#### [Task objective]
Return all of the entries exactly as written.

(Collected data entries)
-- Begin --
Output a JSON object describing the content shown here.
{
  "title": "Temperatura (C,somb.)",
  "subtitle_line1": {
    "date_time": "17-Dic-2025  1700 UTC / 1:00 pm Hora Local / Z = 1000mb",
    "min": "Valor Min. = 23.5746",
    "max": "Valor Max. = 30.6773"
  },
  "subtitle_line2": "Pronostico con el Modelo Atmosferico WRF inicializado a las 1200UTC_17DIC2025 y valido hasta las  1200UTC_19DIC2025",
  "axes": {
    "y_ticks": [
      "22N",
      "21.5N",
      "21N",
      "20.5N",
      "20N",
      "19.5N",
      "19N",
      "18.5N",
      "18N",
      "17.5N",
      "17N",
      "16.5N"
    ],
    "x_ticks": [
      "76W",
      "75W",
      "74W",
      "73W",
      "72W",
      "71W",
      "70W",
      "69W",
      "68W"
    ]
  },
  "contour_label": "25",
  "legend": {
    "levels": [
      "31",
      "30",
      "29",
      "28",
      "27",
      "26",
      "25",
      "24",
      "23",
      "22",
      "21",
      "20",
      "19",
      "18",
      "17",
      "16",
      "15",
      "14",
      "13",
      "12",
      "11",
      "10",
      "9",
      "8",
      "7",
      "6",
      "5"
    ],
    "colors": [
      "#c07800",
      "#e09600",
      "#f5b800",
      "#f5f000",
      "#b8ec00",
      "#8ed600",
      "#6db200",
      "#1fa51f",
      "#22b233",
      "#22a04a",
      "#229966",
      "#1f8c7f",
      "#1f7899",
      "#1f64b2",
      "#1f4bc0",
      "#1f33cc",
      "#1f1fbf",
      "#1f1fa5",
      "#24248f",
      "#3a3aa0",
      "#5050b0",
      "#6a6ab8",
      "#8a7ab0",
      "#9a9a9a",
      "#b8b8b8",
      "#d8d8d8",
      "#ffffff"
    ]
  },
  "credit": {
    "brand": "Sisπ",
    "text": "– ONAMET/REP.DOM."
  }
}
-- End --
#### [Expected answer]
Output a JSON object describing the content shown here.
{
  "title": "Temperatura (C,somb.)",
  "subtitle_line1": {
    "date_time": "17-Dic-2025  1700 UTC / 1:00 pm Hora Local / Z = 1000mb",
    "min": "Valor Min. = 23.5746",
    "max": "Valor Max. = 30.6773"
  },
  "subtitle_line2": "Pronostico con el Modelo Atmosferico WRF inicializado a las 1200UTC_17DIC2025 y valido hasta las  1200UTC_19DIC2025",
  "axes": {
    "y_ticks": [
      "22N",
      "21.5N",
      "21N",
      "20.5N",
      "20N",
      "19.5N",
      "19N",
      "18.5N",
      "18N",
      "17.5N",
      "17N",
      "16.5N"
    ],
    "x_ticks": [
      "76W",
      "75W",
      "74W",
      "73W",
      "72W",
      "71W",
      "70W",
      "69W",
      "68W"
    ]
  },
  "contour_label": "25",
  "legend": {
    "levels": [
      "31",
      "30",
      "29",
      "28",
      "27",
      "26",
      "25",
      "24",
      "23",
      "22",
      "21",
      "20",
      "19",
      "18",
      "17",
      "16",
      "15",
      "14",
      "13",
      "12",
      "11",
      "10",
      "9",
      "8",
      "7",
      "6",
      "5"
    ],
    "colors": [
      "#c07800",
      "#e09600",
      "#f5b800",
      "#f5f000",
      "#b8ec00",
      "#8ed600",
      "#6db200",
      "#1fa51f",
      "#22b233",
      "#22a04a",
      "#229966",
      "#1f8c7f",
      "#1f7899",
      "#1f64b2",
      "#1f4bc0",
      "#1f33cc",
      "#1f1fbf",
      "#1f1fa5",
      "#24248f",
      "#3a3aa0",
      "#5050b0",
      "#6a6ab8",
      "#8a7ab0",
      "#9a9a9a",
      "#b8b8b8",
      "#d8d8d8",
      "#ffffff"
    ]
  },
  "credit": {
    "brand": "Sisπ",
    "text": "– ONAMET/REP.DOM."
  }
}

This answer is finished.